## PROBLEM STATEMENT
Look through the data below. Show each line where the string "nyregistrerade" occurs.

· · · ·

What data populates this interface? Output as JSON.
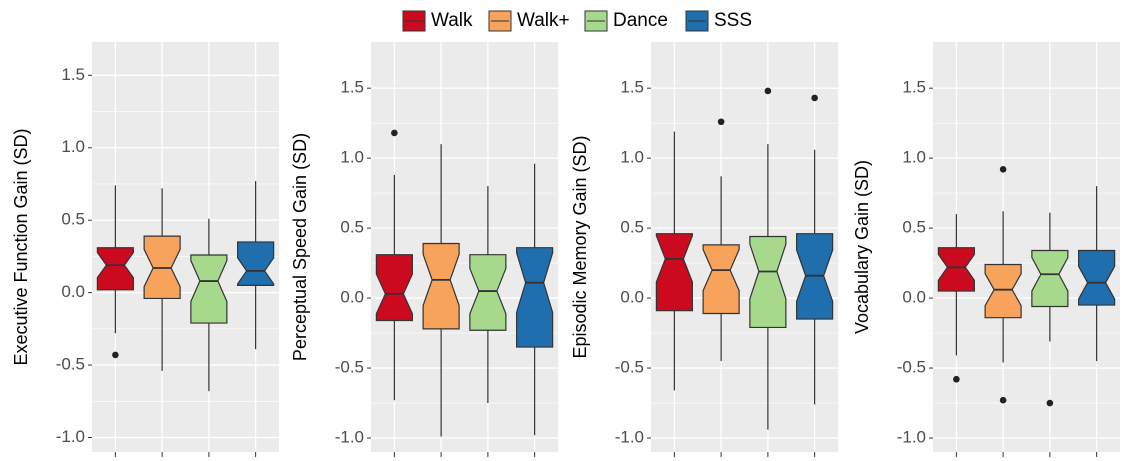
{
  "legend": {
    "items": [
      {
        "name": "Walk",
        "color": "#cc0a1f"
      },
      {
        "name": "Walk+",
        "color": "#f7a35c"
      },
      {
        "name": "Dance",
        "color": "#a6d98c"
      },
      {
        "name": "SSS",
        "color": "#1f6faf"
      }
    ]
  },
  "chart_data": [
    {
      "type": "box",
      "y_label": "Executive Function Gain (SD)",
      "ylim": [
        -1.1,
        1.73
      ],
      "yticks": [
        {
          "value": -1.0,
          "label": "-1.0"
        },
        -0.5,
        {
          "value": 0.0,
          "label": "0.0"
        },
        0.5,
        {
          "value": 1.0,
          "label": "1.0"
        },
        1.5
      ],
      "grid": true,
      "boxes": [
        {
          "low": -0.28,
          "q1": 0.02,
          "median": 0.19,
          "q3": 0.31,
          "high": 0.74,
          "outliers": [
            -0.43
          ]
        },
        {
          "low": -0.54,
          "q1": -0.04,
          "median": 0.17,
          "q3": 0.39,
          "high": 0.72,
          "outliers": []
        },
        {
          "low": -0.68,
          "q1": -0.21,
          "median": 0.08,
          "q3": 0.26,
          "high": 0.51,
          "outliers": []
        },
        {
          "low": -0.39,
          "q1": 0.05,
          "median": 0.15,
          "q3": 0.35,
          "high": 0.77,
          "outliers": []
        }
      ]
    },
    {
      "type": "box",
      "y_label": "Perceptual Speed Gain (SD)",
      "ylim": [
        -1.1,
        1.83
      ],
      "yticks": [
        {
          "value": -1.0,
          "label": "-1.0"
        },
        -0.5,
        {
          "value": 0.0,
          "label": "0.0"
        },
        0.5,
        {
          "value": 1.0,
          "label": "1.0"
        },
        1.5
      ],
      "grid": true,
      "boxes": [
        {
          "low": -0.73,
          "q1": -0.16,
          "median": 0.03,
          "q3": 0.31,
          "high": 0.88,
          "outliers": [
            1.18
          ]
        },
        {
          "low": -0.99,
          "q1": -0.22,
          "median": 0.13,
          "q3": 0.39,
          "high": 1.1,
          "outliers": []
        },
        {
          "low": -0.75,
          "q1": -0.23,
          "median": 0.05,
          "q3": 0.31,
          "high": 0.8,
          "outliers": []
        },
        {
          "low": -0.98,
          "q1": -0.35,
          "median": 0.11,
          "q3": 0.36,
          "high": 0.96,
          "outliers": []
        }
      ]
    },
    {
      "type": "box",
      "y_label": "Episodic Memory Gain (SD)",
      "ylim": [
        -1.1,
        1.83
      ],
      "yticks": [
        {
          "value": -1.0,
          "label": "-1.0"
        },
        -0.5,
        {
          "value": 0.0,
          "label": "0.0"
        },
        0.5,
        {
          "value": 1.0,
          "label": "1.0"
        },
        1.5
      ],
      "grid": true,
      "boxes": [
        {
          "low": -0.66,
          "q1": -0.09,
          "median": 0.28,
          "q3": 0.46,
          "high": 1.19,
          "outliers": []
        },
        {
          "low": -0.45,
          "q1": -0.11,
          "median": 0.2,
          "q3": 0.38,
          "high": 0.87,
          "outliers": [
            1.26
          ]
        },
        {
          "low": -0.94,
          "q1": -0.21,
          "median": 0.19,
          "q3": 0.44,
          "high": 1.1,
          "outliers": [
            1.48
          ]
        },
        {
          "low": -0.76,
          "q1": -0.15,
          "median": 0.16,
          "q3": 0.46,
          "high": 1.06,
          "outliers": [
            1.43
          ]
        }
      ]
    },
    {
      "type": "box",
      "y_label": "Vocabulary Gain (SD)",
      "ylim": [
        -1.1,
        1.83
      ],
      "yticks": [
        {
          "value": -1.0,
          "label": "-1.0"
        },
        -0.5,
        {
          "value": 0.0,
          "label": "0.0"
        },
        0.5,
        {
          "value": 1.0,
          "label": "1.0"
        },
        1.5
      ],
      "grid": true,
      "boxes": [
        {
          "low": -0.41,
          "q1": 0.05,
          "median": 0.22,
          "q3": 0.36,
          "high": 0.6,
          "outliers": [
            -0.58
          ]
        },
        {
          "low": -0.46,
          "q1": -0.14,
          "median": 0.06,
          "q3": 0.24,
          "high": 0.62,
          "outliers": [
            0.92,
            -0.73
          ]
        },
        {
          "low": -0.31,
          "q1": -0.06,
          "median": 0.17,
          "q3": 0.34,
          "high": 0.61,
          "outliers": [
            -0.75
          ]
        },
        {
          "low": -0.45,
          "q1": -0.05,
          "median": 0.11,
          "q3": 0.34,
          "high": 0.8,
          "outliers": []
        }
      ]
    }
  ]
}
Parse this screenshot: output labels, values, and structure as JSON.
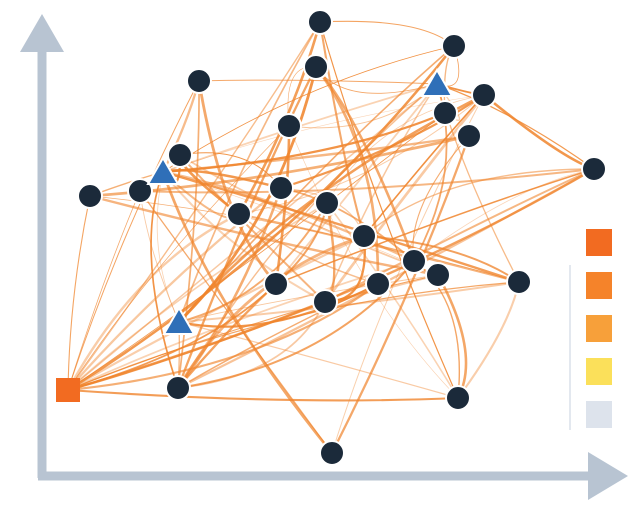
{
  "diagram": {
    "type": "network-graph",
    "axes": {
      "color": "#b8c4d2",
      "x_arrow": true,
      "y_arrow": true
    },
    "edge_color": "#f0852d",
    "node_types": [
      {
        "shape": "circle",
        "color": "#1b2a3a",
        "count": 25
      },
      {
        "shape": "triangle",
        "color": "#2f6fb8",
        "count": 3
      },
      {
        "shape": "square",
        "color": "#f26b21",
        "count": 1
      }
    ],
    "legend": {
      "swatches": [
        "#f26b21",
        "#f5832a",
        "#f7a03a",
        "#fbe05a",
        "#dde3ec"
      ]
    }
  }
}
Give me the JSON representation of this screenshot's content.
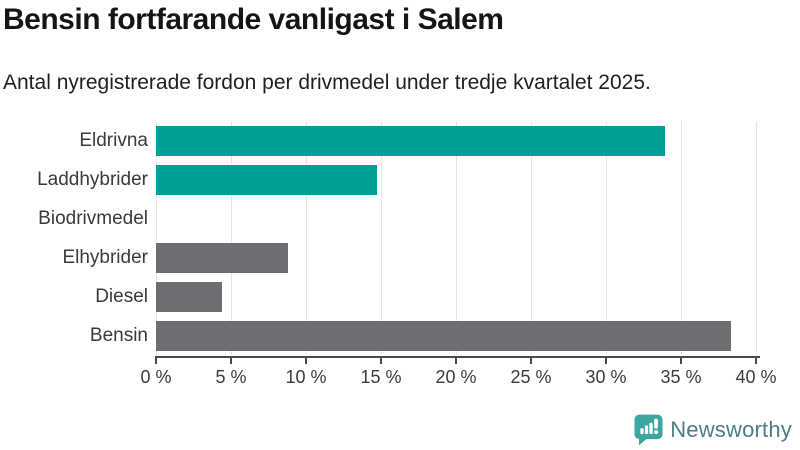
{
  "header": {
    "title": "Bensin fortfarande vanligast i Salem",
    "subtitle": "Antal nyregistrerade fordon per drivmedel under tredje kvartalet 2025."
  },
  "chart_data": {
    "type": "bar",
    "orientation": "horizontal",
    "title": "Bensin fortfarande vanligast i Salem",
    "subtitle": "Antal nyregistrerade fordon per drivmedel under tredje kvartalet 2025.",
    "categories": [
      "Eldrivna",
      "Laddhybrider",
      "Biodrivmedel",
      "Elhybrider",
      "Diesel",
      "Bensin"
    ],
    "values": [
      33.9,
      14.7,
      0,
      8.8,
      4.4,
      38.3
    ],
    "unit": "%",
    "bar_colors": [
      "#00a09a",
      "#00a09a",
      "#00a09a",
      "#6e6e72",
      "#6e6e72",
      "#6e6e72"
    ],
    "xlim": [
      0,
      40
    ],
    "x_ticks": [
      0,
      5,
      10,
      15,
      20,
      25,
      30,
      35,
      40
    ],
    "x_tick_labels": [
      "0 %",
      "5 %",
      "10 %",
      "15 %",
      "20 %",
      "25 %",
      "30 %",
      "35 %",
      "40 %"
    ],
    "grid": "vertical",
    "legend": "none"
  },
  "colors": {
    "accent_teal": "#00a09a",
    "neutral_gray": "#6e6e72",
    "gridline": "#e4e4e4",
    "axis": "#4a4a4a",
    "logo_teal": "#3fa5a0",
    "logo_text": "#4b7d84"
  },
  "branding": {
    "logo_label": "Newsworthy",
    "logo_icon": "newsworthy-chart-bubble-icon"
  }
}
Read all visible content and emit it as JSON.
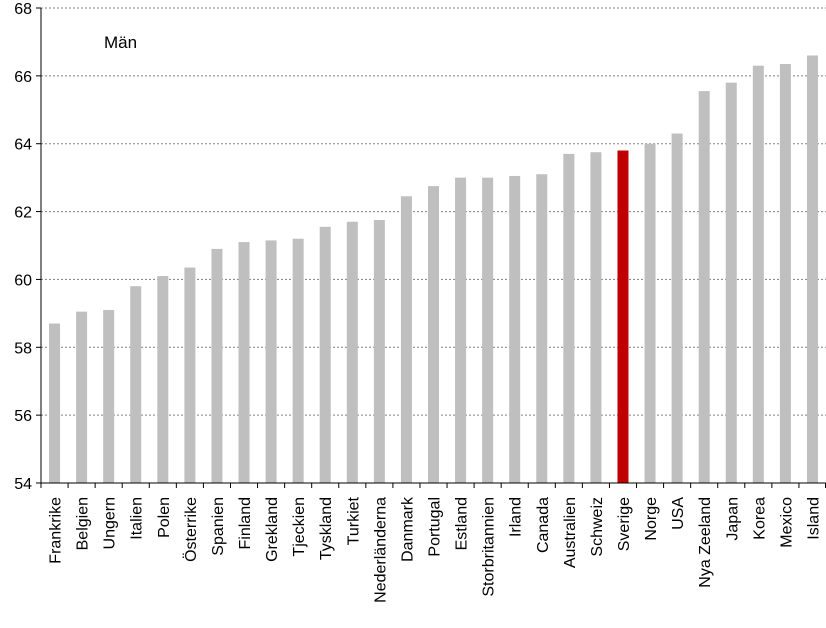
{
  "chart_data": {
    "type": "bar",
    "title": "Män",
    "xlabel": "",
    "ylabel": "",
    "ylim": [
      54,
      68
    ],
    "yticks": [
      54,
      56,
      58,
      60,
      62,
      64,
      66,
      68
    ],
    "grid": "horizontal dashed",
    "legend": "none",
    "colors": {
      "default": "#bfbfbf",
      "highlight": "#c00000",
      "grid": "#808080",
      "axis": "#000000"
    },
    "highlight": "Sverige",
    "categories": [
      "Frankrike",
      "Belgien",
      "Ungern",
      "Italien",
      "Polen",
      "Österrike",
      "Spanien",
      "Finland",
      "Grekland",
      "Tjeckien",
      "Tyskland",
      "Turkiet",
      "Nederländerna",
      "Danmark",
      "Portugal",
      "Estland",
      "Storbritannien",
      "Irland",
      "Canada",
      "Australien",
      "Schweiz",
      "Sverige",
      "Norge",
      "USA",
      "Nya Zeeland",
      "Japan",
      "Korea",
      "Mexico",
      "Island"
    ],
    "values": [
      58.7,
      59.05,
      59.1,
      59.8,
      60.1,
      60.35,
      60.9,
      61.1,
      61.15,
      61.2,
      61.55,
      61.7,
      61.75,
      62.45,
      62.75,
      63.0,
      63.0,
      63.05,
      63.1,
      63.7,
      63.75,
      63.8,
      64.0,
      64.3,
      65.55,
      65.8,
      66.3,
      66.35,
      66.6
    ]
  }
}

· · · ·

## FINISHED EXERCISE
    "subtitle": "Antal nyregistrerade fordon per drivmedel under tredje kvartalet 2025."
    "subtitle": "Antal nyregistrerade fordon per drivmedel under tredje kvartalet 2025.",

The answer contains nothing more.